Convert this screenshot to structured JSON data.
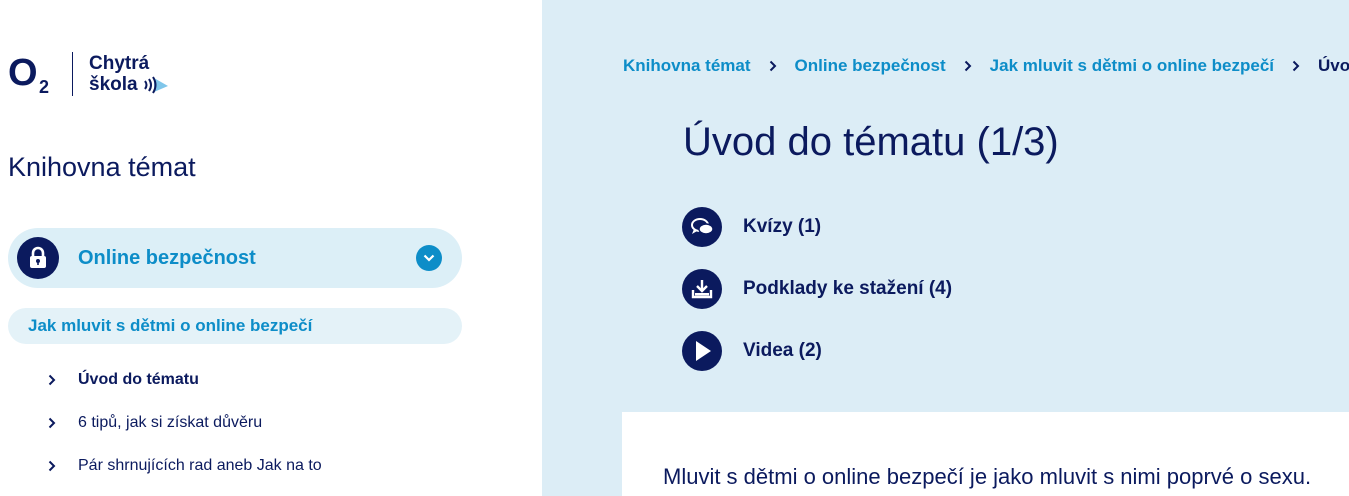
{
  "logo": {
    "brand": "O",
    "brand_sub": "2",
    "line1": "Chytrá",
    "line2": "škola"
  },
  "sidebar": {
    "title": "Knihovna témat",
    "topic": {
      "label": "Online bezpečnost",
      "icon": "lock-icon"
    },
    "subtopic": {
      "label": "Jak mluvit s dětmi o online bezpečí"
    },
    "items": [
      {
        "label": "Úvod do tématu",
        "active": true
      },
      {
        "label": "6 tipů, jak si získat důvěru",
        "active": false
      },
      {
        "label": "Pár shrnujících rad aneb Jak na to",
        "active": false
      }
    ]
  },
  "breadcrumb": {
    "items": [
      "Knihovna témat",
      "Online bezpečnost",
      "Jak mluvit s dětmi o online bezpečí"
    ],
    "current": "Úvo"
  },
  "content": {
    "title": "Úvod do tématu (1/3)",
    "resources": [
      {
        "label": "Kvízy (1)",
        "icon": "chat-bubbles-icon"
      },
      {
        "label": "Podklady ke stažení (4)",
        "icon": "download-icon"
      },
      {
        "label": "Videa (2)",
        "icon": "play-icon"
      }
    ],
    "intro_text": "Mluvit s dětmi o online bezpečí je jako mluvit s nimi poprvé o sexu."
  },
  "colors": {
    "navy": "#0b1a5e",
    "accent_blue": "#0d8dc8",
    "panel_bg": "#dcedf6",
    "pill_bg": "#dceff7"
  }
}
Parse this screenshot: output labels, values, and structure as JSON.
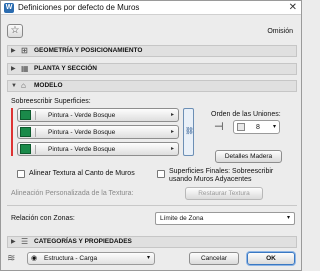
{
  "window": {
    "title": "Definiciones por defecto de Muros",
    "close_glyph": "✕",
    "app_icon": "W"
  },
  "toolbar": {
    "favorites_icon": "star-icon",
    "omission_label": "Omisión"
  },
  "sections": {
    "geometry": "GEOMETRÍA Y POSICIONAMIENTO",
    "floorplan": "PLANTA Y SECCIÓN",
    "model": "MODELO",
    "categories": "CATEGORÍAS Y PROPIEDADES"
  },
  "model": {
    "override_surfaces_label": "Sobreescribir Superficies:",
    "surfaces": [
      {
        "name": "Pintura - Verde Bosque",
        "color": "#1a8a4a"
      },
      {
        "name": "Pintura - Verde Bosque",
        "color": "#1a8a4a"
      },
      {
        "name": "Pintura - Verde Bosque",
        "color": "#1a8a4a"
      }
    ],
    "join_order_label": "Orden de las Uniones:",
    "join_order_value": "8",
    "wood_details_button": "Detalles Madera",
    "align_texture_label": "Alinear Textura al Canto de Muros",
    "final_surfaces_label_1": "Superficies Finales: Sobreescribir",
    "final_surfaces_label_2": "usando Muros Adyacentes",
    "custom_align_label": "Alineación Personalizada de la Textura:",
    "reset_texture_button": "Restaurar Textura",
    "zone_relation_label": "Relación con Zonas:",
    "zone_relation_value": "Límite de Zona"
  },
  "footer": {
    "layer_value": "Estructura - Carga",
    "cancel_button": "Cancelar",
    "ok_button": "OK"
  }
}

What you will do:
In the records above, find the line containing "Parse this screenshot: output", then please restate it and each line after it word for word, pictures excluded.

Solution:
Parse this screenshot: output labels, values, and structure as JSON.
{
  "window": {
    "title": "Definiciones por defecto de Muros",
    "close_glyph": "✕",
    "app_icon": "W"
  },
  "toolbar": {
    "favorites_icon": "star-icon",
    "omission_label": "Omisión"
  },
  "sections": {
    "geometry": "GEOMETRÍA Y POSICIONAMIENTO",
    "floorplan": "PLANTA Y SECCIÓN",
    "model": "MODELO",
    "categories": "CATEGORÍAS Y PROPIEDADES"
  },
  "model": {
    "override_surfaces_label": "Sobreescribir Superficies:",
    "surfaces": [
      {
        "name": "Pintura - Verde Bosque",
        "color": "#1a8a4a"
      },
      {
        "name": "Pintura - Verde Bosque",
        "color": "#1a8a4a"
      },
      {
        "name": "Pintura - Verde Bosque",
        "color": "#1a8a4a"
      }
    ],
    "join_order_label": "Orden de las Uniones:",
    "join_order_value": "8",
    "wood_details_button": "Detalles Madera",
    "align_texture_label": "Alinear Textura al Canto de Muros",
    "final_surfaces_label_1": "Superficies Finales: Sobreescribir",
    "final_surfaces_label_2": "usando Muros Adyacentes",
    "custom_align_label": "Alineación Personalizada de la Textura:",
    "reset_texture_button": "Restaurar Textura",
    "zone_relation_label": "Relación con Zonas:",
    "zone_relation_value": "Límite de Zona"
  },
  "footer": {
    "layer_value": "Estructura - Carga",
    "cancel_button": "Cancelar",
    "ok_button": "OK"
  }
}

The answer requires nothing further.